## WHAT YOU SHOULD DO
Show, in full, each line of the data that contains "color".

*** EXERCISE DATA

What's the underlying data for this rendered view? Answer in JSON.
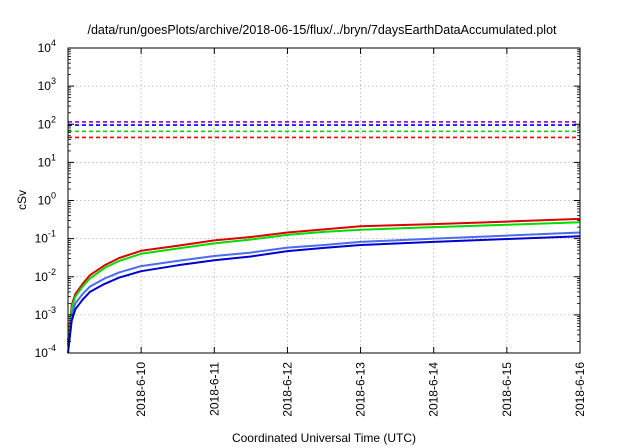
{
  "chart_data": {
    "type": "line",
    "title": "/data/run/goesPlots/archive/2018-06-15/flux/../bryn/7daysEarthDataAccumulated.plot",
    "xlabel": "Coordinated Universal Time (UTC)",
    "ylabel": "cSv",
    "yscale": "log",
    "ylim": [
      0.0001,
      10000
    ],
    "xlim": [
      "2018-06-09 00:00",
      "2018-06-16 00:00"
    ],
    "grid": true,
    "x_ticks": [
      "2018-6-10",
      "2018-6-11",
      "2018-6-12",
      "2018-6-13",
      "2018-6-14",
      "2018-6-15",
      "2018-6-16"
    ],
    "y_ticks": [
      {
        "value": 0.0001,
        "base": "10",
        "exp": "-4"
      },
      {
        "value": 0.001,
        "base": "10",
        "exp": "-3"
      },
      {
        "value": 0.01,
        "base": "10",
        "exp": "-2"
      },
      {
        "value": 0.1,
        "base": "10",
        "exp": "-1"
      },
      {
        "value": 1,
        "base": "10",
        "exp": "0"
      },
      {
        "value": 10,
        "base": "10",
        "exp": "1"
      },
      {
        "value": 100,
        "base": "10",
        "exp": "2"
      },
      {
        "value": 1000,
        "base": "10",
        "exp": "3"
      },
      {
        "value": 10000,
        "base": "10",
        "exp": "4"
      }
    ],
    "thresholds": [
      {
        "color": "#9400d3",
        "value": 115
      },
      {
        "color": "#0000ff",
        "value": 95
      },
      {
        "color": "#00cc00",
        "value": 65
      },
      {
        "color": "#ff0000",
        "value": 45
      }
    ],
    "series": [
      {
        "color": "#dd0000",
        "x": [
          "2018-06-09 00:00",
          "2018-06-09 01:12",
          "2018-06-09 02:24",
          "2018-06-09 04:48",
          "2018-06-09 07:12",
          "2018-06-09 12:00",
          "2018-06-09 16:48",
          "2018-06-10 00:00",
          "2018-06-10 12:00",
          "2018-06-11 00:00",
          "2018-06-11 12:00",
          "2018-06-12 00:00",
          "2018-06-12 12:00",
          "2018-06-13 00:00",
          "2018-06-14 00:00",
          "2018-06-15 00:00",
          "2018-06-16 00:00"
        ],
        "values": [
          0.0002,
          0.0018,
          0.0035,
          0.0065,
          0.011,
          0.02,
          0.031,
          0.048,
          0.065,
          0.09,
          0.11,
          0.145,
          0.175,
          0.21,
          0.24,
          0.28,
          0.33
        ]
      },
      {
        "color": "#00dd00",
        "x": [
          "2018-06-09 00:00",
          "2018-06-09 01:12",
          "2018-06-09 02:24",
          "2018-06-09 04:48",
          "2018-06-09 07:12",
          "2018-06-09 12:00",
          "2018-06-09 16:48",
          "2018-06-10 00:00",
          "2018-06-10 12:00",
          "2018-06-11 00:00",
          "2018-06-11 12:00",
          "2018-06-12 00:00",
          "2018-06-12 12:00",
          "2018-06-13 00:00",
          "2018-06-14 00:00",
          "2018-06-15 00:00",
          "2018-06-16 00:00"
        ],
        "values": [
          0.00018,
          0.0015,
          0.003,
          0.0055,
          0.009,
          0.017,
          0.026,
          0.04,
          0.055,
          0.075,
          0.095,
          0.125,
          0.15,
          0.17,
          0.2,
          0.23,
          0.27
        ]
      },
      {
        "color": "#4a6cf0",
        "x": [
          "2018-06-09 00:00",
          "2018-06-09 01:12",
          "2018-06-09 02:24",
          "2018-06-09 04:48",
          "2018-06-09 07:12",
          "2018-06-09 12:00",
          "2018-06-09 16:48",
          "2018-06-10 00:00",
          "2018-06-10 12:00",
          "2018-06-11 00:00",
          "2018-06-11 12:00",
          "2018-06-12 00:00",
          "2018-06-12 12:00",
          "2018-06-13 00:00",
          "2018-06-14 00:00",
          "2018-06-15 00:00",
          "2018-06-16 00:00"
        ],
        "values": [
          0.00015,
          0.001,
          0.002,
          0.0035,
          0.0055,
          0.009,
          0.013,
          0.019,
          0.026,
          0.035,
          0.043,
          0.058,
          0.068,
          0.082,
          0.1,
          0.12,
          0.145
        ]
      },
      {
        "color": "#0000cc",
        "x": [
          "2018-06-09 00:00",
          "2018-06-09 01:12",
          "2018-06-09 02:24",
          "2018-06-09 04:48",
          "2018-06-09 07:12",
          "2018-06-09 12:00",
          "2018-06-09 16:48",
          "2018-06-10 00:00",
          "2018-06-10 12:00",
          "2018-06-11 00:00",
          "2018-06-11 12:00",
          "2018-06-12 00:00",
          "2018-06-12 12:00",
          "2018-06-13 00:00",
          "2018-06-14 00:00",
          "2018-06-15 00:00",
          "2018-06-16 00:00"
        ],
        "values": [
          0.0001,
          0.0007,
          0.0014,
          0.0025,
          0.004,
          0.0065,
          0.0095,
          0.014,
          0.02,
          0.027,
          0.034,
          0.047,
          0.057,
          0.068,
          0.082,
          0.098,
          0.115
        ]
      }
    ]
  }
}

******

## RESPONSE
        "color": "#9400d3",
        "color": "#0000ff",
        "color": "#00cc00",
        "color": "#ff0000",
        "color": "#dd0000",
        "color": "#00dd00",
        "color": "#4a6cf0",
        "color": "#0000cc",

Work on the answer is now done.